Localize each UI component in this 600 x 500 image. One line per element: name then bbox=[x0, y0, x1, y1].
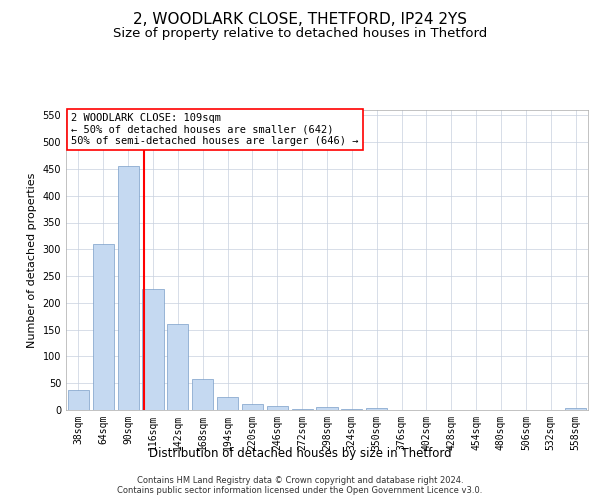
Bar bbox=[242, 404, 263, 410]
Text: Contains HM Land Registry data © Crown copyright and database right 2024.
Contai: Contains HM Land Registry data © Crown c… bbox=[118, 476, 482, 495]
Bar bbox=[217, 396, 238, 410]
Text: Size of property relative to detached houses in Thetford: Size of property relative to detached ho… bbox=[113, 28, 487, 40]
Text: 2 WOODLARK CLOSE: 109sqm
← 50% of detached houses are smaller (642)
50% of semi-: 2 WOODLARK CLOSE: 109sqm ← 50% of detach… bbox=[71, 113, 359, 146]
Text: Distribution of detached houses by size in Thetford: Distribution of detached houses by size … bbox=[149, 448, 451, 460]
Bar bbox=[267, 406, 288, 410]
Bar bbox=[565, 408, 586, 410]
Bar bbox=[366, 408, 387, 410]
Text: 2, WOODLARK CLOSE, THETFORD, IP24 2YS: 2, WOODLARK CLOSE, THETFORD, IP24 2YS bbox=[133, 12, 467, 28]
Bar bbox=[192, 379, 213, 410]
Bar bbox=[68, 390, 89, 410]
Bar bbox=[118, 166, 139, 410]
Bar bbox=[167, 324, 188, 410]
Bar bbox=[142, 289, 164, 410]
Bar bbox=[316, 407, 338, 410]
Y-axis label: Number of detached properties: Number of detached properties bbox=[27, 172, 37, 348]
Bar bbox=[93, 244, 114, 410]
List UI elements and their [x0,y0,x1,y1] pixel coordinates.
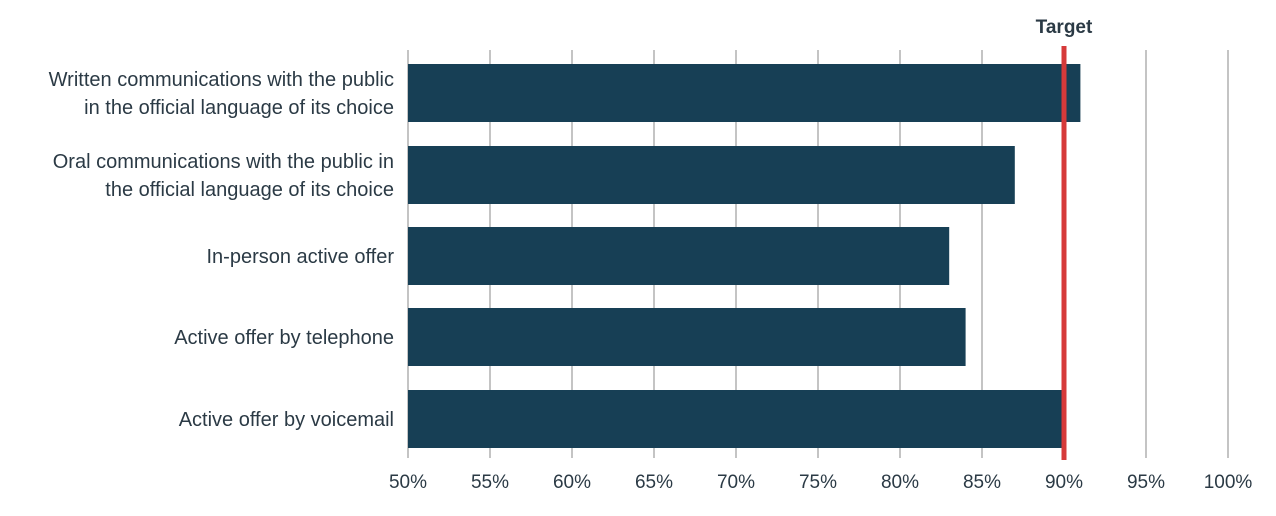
category-label: Active offer by telephone [174,327,394,349]
x-tick-label: 75% [799,472,837,493]
x-tick-label: 70% [717,472,755,493]
bar [408,227,950,285]
x-tick-label: 85% [963,472,1001,493]
x-tick-label: 55% [471,472,509,493]
category-label: Active offer by voicemail [179,409,394,431]
x-tick-label: 95% [1127,472,1165,493]
bar [408,308,966,366]
category-label: the official language of its choice [105,179,394,201]
category-label: Written communications with the public [49,69,394,91]
x-tick-label: 60% [553,472,591,493]
target-label: Target [1036,17,1093,38]
category-label: in the official language of its choice [84,97,394,119]
category-label: Oral communications with the public in [53,151,394,173]
x-tick-label: 50% [389,472,427,493]
x-tick-label: 100% [1204,472,1253,493]
category-label: In-person active offer [206,246,394,268]
bar [408,390,1064,448]
x-tick-label: 80% [881,472,919,493]
bar [408,146,1015,204]
x-tick-label: 90% [1045,472,1083,493]
x-tick-label: 65% [635,472,673,493]
bar [408,64,1081,122]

▸ To do:
Rewrite all of the data above with every "detached" changed to "terraced" and nothing else altered. Omit the pictures.

▸ Complete answer:
Localize each UI component in this 600 x 500 image. One line per element: name then bbox=[x0, y0, x1, y1].
Bar bbox=[242, 404, 263, 410]
Text: Contains HM Land Registry data © Crown copyright and database right 2024.
Contai: Contains HM Land Registry data © Crown c… bbox=[118, 476, 482, 495]
Bar bbox=[217, 396, 238, 410]
Text: Size of property relative to terraced houses in Thetford: Size of property relative to terraced ho… bbox=[113, 28, 487, 40]
Text: 2 WOODLARK CLOSE: 109sqm
← 50% of terraced houses are smaller (642)
50% of semi-: 2 WOODLARK CLOSE: 109sqm ← 50% of detach… bbox=[71, 113, 359, 146]
Text: Distribution of terraced houses by size in Thetford: Distribution of terraced houses by size … bbox=[149, 448, 451, 460]
Bar bbox=[267, 406, 288, 410]
Bar bbox=[565, 408, 586, 410]
Bar bbox=[366, 408, 387, 410]
Text: 2, WOODLARK CLOSE, THETFORD, IP24 2YS: 2, WOODLARK CLOSE, THETFORD, IP24 2YS bbox=[133, 12, 467, 28]
Bar bbox=[192, 379, 213, 410]
Bar bbox=[68, 390, 89, 410]
Bar bbox=[118, 166, 139, 410]
Bar bbox=[167, 324, 188, 410]
Bar bbox=[142, 289, 164, 410]
Bar bbox=[316, 407, 338, 410]
Y-axis label: Number of terraced properties: Number of terraced properties bbox=[27, 172, 37, 348]
Bar bbox=[93, 244, 114, 410]
List UI elements and their [x0,y0,x1,y1] pixel coordinates.
category-label: Active offer by telephone [174,327,394,349]
x-tick-label: 75% [799,472,837,493]
x-tick-label: 70% [717,472,755,493]
bar [408,227,950,285]
x-tick-label: 85% [963,472,1001,493]
x-tick-label: 55% [471,472,509,493]
category-label: Active offer by voicemail [179,409,394,431]
x-tick-label: 95% [1127,472,1165,493]
bar [408,308,966,366]
category-label: the official language of its choice [105,179,394,201]
category-label: Written communications with the public [49,69,394,91]
x-tick-label: 60% [553,472,591,493]
target-label: Target [1036,17,1093,38]
category-label: in the official language of its choice [84,97,394,119]
category-label: Oral communications with the public in [53,151,394,173]
x-tick-label: 50% [389,472,427,493]
x-tick-label: 100% [1204,472,1253,493]
category-label: In-person active offer [206,246,394,268]
bar [408,390,1064,448]
x-tick-label: 80% [881,472,919,493]
bar [408,146,1015,204]
x-tick-label: 90% [1045,472,1083,493]
x-tick-label: 65% [635,472,673,493]
bar [408,64,1081,122]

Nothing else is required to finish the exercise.